• What needs to be done
Find all lines in the listing that include the word "name", then copy them.

(Extracts from a graphics dataset)
..............................

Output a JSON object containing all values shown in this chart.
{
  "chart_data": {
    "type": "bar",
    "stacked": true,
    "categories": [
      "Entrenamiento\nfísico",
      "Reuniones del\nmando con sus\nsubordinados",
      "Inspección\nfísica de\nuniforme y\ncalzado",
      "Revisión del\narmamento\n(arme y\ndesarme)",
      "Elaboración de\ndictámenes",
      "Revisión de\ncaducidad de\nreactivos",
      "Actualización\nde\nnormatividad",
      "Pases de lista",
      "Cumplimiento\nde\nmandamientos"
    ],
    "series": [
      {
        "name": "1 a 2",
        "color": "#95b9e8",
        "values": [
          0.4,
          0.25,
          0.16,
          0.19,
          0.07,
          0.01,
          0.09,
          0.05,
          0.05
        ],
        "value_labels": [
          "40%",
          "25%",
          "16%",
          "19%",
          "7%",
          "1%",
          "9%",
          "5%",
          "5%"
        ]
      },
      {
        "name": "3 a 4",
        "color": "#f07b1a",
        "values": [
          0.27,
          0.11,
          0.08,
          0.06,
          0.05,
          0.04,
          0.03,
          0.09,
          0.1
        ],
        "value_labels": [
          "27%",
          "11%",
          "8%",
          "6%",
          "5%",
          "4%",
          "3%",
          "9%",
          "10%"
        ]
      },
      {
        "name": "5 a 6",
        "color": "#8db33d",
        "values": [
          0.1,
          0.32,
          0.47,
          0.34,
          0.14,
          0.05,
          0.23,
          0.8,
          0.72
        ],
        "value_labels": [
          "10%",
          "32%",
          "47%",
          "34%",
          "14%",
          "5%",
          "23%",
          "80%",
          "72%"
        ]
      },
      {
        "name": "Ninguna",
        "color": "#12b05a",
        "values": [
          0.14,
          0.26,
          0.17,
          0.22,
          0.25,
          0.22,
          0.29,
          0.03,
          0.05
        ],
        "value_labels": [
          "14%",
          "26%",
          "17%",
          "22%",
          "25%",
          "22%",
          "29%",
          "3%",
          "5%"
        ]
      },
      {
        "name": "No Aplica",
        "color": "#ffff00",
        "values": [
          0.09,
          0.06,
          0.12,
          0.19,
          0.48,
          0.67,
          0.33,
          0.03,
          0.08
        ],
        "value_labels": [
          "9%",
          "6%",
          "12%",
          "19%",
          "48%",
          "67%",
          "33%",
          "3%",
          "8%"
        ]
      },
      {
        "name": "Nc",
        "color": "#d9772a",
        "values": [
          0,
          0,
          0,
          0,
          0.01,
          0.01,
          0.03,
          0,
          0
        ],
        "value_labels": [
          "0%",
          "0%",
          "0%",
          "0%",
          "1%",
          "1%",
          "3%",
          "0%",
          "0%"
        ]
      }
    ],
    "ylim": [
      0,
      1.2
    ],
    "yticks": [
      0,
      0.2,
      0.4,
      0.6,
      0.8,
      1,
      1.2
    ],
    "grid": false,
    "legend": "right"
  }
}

..............................

• Result of the exercise
        "name": "1 a 2",
        "name": "3 a 4",
        "name": "5 a 6",
        "name": "Ninguna",
        "name": "No Aplica",
        "name": "Nc",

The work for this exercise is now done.